start Exercise input

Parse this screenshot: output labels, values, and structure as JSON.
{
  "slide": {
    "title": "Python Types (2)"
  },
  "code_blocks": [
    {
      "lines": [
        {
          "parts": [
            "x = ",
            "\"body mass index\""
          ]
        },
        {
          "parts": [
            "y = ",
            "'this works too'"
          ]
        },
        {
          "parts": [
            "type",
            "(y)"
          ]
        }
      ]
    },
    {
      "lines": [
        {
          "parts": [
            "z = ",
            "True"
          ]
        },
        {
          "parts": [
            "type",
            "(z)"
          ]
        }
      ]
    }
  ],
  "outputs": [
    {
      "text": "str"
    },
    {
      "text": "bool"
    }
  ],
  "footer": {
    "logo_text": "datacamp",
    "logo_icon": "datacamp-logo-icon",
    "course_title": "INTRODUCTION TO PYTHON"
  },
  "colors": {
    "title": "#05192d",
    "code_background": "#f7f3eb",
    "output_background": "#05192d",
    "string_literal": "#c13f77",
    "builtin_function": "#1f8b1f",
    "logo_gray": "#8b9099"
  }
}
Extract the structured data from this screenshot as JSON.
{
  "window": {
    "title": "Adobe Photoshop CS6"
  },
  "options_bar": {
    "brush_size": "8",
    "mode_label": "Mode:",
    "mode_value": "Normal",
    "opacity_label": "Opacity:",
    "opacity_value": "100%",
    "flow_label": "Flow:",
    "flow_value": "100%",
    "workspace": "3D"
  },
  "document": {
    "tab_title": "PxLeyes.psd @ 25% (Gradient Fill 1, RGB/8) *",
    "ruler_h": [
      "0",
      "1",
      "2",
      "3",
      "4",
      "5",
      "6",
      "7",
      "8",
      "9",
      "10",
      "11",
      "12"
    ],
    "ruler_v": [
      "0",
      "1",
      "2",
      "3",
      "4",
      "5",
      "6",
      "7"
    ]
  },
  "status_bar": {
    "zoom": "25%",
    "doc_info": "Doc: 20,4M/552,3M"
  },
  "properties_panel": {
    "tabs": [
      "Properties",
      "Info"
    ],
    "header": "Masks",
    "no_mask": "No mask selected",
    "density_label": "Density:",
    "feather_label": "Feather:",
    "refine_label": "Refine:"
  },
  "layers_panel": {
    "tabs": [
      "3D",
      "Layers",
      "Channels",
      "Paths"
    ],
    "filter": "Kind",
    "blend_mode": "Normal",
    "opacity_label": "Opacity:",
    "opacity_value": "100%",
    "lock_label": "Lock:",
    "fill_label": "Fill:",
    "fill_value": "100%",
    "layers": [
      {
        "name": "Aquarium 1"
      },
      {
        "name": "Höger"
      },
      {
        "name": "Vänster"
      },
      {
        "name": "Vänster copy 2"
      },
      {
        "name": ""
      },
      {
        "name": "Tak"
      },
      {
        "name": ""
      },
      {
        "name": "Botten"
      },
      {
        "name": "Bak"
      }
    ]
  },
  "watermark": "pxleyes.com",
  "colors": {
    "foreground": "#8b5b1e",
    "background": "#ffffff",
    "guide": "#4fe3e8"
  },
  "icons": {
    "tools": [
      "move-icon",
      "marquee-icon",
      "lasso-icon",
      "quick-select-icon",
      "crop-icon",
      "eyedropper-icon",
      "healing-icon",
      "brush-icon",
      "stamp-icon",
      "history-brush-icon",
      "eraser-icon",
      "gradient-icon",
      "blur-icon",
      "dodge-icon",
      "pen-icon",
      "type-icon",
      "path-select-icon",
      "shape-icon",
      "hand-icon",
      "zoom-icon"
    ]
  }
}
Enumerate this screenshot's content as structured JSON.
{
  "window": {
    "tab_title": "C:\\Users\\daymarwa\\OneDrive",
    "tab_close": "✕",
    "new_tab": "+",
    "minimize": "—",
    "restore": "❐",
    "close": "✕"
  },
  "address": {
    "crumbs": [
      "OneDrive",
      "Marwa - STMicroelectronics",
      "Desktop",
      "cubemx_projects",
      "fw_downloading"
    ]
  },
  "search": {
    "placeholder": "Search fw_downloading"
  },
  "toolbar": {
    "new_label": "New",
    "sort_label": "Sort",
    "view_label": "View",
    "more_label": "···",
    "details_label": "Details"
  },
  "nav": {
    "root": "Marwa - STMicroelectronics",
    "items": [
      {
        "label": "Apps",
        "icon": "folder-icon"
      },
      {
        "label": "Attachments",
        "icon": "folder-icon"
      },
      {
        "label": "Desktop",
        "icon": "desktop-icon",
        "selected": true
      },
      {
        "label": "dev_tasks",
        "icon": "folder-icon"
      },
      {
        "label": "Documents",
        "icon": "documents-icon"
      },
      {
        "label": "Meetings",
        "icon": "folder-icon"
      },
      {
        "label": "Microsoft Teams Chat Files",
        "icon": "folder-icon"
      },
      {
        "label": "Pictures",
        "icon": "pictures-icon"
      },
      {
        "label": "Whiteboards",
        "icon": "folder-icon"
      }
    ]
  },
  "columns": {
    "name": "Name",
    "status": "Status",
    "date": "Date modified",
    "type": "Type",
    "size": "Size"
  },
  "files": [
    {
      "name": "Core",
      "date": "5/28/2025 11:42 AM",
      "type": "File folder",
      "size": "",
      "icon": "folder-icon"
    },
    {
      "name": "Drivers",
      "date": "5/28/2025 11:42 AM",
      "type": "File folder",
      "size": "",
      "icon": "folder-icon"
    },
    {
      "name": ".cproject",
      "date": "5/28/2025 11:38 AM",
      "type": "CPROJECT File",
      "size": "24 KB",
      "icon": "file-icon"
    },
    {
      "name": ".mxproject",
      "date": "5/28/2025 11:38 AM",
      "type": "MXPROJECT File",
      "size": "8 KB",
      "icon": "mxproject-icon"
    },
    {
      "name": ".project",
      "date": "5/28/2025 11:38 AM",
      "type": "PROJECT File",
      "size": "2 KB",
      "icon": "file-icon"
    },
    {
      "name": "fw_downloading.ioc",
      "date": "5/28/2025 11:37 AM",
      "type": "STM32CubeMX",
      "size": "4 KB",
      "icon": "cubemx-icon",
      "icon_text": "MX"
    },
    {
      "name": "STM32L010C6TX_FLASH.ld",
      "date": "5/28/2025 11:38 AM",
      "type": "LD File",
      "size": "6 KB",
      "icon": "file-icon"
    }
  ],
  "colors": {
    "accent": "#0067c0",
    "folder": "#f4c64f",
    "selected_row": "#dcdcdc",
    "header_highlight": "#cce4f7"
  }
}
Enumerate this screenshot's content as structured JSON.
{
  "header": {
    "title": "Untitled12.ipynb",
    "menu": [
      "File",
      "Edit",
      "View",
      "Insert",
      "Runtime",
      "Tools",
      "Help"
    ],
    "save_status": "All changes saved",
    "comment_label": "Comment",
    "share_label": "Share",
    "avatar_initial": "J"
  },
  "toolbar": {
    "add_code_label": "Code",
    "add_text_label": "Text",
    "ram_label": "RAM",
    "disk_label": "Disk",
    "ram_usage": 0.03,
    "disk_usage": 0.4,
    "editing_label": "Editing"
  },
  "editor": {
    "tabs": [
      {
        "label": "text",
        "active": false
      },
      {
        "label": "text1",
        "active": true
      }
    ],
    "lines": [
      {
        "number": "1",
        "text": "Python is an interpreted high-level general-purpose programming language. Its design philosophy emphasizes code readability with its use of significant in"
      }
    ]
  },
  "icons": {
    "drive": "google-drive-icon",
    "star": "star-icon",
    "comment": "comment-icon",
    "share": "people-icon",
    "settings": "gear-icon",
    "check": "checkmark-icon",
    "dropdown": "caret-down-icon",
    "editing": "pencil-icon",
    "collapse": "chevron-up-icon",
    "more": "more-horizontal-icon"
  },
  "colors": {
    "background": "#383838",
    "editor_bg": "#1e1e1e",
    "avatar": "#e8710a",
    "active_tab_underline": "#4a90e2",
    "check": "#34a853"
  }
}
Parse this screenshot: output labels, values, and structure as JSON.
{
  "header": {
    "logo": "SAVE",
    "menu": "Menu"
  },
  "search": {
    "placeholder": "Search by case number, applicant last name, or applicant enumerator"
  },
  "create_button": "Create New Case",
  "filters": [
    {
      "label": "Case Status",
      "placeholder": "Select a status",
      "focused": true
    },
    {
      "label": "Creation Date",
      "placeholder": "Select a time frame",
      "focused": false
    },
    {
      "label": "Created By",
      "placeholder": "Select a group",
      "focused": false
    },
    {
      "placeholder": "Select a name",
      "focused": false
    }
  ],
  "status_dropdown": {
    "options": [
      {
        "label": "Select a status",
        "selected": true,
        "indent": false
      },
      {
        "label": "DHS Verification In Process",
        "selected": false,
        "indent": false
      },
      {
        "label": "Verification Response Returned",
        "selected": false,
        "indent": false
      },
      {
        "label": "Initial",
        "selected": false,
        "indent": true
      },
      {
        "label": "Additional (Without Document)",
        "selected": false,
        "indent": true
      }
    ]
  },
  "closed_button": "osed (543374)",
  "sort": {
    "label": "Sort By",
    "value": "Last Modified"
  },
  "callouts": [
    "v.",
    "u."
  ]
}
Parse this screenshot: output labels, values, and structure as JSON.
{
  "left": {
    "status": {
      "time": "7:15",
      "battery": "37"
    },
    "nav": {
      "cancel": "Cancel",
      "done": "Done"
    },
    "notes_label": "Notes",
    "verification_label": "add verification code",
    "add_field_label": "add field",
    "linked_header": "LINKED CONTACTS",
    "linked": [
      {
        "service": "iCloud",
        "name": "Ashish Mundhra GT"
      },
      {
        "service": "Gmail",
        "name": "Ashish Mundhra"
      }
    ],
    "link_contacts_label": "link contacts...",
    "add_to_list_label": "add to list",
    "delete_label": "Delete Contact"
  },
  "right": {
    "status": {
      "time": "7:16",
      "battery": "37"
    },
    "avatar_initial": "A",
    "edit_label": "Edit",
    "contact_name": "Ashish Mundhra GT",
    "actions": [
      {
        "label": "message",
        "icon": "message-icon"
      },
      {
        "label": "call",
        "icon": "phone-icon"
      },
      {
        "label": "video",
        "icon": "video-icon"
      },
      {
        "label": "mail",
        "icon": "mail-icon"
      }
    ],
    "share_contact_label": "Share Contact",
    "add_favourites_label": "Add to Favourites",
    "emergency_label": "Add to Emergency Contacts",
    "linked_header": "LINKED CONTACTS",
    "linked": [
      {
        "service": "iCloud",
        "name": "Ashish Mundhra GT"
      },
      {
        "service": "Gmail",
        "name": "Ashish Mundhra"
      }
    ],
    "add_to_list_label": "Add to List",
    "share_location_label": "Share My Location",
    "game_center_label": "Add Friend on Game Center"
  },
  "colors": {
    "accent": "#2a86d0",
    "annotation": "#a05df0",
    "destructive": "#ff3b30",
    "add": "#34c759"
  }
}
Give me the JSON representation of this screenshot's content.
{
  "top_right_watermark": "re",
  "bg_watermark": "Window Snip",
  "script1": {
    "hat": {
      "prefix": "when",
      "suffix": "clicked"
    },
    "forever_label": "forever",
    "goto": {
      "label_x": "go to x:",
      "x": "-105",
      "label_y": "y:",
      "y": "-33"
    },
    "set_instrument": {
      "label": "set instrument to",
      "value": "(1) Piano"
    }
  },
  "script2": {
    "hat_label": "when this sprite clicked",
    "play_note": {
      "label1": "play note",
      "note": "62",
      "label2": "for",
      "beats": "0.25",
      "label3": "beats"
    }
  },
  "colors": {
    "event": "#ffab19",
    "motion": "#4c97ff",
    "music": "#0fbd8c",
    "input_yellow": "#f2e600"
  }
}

end Exercise input

*Written request*. Write the lines out verbatim, from the one with "Give me the" through the last line of the entries, and stop there.

*In response*.
Give me the JSON representation of this screenshot's content.
{
  "top_right_watermark": "re",
  "bg_watermark": "Window Snip",
  "script1": {
    "hat": {
      "prefix": "when",
      "suffix": "clicked"
    },
    "forever_label": "forever",
    "goto": {
      "label_x": "go to x:",
      "x": "-105",
      "label_y": "y:",
      "y": "-33"
    },
    "set_instrument": {
      "label": "set instrument to",
      "value": "(1) Piano"
    }
  },
  "script2": {
    "hat_label": "when this sprite clicked",
    "play_note": {
      "label1": "play note",
      "note": "62",
      "label2": "for",
      "beats": "0.25",
      "label3": "beats"
    }
  },
  "colors": {
    "event": "#ffab19",
    "motion": "#4c97ff",
    "music": "#0fbd8c",
    "input_yellow": "#f2e600"
  }
}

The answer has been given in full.